[GIVEN EXERCISE] Beneath this sentence is a set of records; write each of them out exactly.

>> BEGIN RECORD EXTRACTS

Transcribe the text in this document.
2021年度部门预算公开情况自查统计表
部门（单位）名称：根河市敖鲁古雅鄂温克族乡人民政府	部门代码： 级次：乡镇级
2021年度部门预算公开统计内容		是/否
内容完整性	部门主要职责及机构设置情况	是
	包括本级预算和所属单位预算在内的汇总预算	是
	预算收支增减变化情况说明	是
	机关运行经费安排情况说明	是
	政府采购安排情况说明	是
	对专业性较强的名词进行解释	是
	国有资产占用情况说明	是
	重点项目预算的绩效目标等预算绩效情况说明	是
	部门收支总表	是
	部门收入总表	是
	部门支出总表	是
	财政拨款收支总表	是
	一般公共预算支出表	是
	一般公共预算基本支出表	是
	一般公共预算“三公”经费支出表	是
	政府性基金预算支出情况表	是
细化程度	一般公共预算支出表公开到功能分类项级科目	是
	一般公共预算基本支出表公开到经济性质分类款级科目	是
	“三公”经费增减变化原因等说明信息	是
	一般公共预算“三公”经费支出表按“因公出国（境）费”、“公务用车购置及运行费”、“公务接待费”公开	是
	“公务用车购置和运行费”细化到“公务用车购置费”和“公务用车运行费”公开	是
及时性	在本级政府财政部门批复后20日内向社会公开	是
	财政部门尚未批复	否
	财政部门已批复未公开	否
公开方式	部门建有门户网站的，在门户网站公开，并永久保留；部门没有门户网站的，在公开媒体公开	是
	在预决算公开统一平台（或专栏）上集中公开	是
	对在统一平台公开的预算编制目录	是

>> END RECORD EXTRACTS

[COMPLETE OUTPUT]
Transcribe the text in this document.
2021年度部门预算公开情况自查统计表
部门（单位）名称：根河市敖鲁古雅鄂温克族乡人民政府	部门代码： 级次：乡镇级
2021年度部门预算公开统计内容		是/否
内容完整性	部门主要职责及机构设置情况	是
	包括本级预算和所属单位预算在内的汇总预算	是
	预算收支增减变化情况说明	是
	机关运行经费安排情况说明	是
	政府采购安排情况说明	是
	对专业性较强的名词进行解释	是
	国有资产占用情况说明	是
	重点项目预算的绩效目标等预算绩效情况说明	是
	部门收支总表	是
	部门收入总表	是
	部门支出总表	是
	财政拨款收支总表	是
	一般公共预算支出表	是
	一般公共预算基本支出表	是
	一般公共预算“三公”经费支出表	是
	政府性基金预算支出情况表	是
细化程度	一般公共预算支出表公开到功能分类项级科目	是
	一般公共预算基本支出表公开到经济性质分类款级科目	是
	“三公”经费增减变化原因等说明信息	是
	一般公共预算“三公”经费支出表按“因公出国（境）费”、“公务用车购置及运行费”、“公务接待费”公开	是
	“公务用车购置和运行费”细化到“公务用车购置费”和“公务用车运行费”公开	是
及时性	在本级政府财政部门批复后20日内向社会公开	是
	财政部门尚未批复	否
	财政部门已批复未公开	否
公开方式	部门建有门户网站的，在门户网站公开，并永久保留；部门没有门户网站的，在公开媒体公开	是
	在预决算公开统一平台（或专栏）上集中公开	是
	对在统一平台公开的预算编制目录	是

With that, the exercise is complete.